** begin DATA ENTRIES **
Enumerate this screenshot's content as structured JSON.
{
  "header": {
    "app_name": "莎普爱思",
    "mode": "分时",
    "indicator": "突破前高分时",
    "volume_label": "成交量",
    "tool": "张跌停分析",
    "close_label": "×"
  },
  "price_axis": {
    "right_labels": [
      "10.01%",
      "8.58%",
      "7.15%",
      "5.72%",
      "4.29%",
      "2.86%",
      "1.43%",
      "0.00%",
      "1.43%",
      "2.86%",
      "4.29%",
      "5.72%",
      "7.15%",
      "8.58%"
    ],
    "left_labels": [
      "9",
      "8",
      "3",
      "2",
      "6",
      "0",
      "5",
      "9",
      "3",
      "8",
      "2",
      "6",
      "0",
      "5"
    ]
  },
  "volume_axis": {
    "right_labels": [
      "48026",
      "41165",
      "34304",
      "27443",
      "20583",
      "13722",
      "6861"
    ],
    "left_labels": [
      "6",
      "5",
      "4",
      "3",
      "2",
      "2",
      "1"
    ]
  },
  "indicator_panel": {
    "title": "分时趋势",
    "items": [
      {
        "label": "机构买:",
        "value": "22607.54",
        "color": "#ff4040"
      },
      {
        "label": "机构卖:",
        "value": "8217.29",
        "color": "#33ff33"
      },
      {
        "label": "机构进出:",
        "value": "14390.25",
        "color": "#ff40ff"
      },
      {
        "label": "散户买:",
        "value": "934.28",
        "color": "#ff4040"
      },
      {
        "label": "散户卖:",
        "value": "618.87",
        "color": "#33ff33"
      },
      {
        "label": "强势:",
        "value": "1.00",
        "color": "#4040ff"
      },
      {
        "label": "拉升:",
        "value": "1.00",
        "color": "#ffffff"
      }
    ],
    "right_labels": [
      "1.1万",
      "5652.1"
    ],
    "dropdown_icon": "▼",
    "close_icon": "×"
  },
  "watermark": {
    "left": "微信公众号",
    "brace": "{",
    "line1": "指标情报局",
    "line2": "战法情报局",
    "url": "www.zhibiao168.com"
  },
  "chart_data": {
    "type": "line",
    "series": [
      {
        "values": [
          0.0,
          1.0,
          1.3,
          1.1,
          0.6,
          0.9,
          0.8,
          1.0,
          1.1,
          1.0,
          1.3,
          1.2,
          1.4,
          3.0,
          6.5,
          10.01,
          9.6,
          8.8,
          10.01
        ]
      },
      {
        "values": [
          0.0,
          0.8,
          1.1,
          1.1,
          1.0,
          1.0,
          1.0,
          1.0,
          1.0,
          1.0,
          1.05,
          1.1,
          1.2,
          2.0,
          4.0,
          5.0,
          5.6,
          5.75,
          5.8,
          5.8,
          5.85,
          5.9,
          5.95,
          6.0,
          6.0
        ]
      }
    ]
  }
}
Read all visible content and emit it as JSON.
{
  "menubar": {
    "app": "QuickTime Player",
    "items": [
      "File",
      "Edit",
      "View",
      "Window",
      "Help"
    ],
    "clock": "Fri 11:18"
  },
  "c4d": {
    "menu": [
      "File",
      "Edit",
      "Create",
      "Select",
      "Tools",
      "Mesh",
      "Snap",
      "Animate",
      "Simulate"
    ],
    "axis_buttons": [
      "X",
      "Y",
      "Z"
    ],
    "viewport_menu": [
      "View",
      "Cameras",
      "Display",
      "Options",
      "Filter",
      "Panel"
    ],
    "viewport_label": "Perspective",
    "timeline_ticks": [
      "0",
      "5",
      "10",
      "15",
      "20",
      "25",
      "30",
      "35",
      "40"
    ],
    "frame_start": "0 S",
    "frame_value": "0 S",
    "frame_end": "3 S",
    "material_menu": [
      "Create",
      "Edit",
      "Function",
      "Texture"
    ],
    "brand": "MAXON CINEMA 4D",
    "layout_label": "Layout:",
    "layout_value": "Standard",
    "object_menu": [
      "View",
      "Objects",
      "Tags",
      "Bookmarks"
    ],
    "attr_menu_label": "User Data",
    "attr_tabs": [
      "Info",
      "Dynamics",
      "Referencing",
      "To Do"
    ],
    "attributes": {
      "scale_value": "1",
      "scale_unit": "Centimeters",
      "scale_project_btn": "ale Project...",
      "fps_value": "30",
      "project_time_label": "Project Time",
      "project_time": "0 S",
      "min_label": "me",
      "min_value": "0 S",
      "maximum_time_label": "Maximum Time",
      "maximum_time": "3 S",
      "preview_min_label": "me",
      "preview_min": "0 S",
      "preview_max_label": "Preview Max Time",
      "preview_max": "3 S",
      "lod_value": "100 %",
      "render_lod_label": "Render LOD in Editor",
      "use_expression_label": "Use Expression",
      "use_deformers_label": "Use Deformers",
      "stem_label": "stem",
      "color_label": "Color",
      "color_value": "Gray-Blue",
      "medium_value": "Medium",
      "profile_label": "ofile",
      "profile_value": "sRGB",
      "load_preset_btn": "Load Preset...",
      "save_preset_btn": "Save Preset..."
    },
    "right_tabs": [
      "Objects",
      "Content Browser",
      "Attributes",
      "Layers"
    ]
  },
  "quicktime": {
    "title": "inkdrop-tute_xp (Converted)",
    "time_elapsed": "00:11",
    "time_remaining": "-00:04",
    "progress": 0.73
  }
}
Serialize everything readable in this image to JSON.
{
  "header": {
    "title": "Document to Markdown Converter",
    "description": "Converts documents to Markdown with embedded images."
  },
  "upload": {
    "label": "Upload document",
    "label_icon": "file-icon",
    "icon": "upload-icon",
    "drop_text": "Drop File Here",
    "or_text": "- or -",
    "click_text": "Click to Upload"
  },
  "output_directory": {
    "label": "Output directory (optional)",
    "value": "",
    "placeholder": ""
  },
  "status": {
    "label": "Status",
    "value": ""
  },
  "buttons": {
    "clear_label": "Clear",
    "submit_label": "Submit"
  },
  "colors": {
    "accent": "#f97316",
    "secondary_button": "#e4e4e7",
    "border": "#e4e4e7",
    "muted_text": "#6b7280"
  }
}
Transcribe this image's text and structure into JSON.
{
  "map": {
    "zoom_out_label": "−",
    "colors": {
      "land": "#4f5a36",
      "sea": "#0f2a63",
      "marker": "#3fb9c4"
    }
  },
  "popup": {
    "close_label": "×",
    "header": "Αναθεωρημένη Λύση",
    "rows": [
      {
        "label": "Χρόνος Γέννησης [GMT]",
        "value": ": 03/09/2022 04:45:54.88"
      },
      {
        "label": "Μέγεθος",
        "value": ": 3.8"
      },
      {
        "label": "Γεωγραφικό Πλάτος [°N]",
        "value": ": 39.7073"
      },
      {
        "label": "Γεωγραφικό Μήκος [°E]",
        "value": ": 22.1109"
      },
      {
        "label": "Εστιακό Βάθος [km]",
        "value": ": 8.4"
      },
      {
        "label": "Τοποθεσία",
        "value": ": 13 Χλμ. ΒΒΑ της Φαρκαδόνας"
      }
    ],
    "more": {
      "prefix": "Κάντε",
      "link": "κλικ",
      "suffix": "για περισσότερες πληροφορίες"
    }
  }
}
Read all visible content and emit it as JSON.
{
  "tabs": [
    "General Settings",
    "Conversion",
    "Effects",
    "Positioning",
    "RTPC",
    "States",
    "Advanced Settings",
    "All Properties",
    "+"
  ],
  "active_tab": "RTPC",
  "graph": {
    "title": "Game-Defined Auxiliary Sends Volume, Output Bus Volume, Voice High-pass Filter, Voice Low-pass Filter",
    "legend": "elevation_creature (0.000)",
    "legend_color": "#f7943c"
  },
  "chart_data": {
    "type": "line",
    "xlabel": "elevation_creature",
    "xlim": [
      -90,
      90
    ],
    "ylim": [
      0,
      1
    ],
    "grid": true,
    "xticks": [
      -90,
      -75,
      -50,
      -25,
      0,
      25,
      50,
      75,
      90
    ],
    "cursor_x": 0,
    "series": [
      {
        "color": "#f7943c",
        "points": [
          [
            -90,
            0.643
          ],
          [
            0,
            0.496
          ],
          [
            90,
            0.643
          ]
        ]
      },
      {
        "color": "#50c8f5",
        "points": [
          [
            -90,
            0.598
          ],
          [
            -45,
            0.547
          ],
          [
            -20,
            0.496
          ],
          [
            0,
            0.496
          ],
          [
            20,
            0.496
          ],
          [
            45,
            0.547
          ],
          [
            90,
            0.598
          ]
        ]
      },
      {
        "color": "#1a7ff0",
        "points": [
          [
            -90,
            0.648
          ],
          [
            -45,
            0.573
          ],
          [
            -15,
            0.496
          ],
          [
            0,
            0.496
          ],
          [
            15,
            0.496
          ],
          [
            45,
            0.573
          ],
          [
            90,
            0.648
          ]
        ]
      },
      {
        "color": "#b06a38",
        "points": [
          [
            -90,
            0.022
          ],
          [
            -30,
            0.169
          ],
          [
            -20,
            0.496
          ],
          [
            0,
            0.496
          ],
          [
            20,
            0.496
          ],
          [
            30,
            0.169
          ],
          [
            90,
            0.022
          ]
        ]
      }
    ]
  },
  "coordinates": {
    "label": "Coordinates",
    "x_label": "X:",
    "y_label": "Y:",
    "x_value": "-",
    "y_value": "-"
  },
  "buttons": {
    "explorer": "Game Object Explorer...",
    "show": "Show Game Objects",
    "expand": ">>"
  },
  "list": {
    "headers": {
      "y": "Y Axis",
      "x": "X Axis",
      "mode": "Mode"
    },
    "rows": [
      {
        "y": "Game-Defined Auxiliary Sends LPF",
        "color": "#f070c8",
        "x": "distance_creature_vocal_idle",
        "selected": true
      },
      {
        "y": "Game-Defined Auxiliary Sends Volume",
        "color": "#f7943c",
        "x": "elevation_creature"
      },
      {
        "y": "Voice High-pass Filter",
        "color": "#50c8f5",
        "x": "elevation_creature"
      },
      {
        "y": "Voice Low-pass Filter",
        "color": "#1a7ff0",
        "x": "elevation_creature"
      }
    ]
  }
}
** end DATA ENTRIES **
■ **TO BE DONE**
Scan the lines for the string "Sends". Copy out each line that matches.

■ **SOLUTION TO THIS TASK**
    "title": "Game-Defined Auxiliary Sends Volume, Output Bus Volume, Voice High-pass Filter, Voice Low-pass Filter",
        "y": "Game-Defined Auxiliary Sends LPF",
        "y": "Game-Defined Auxiliary Sends Volume",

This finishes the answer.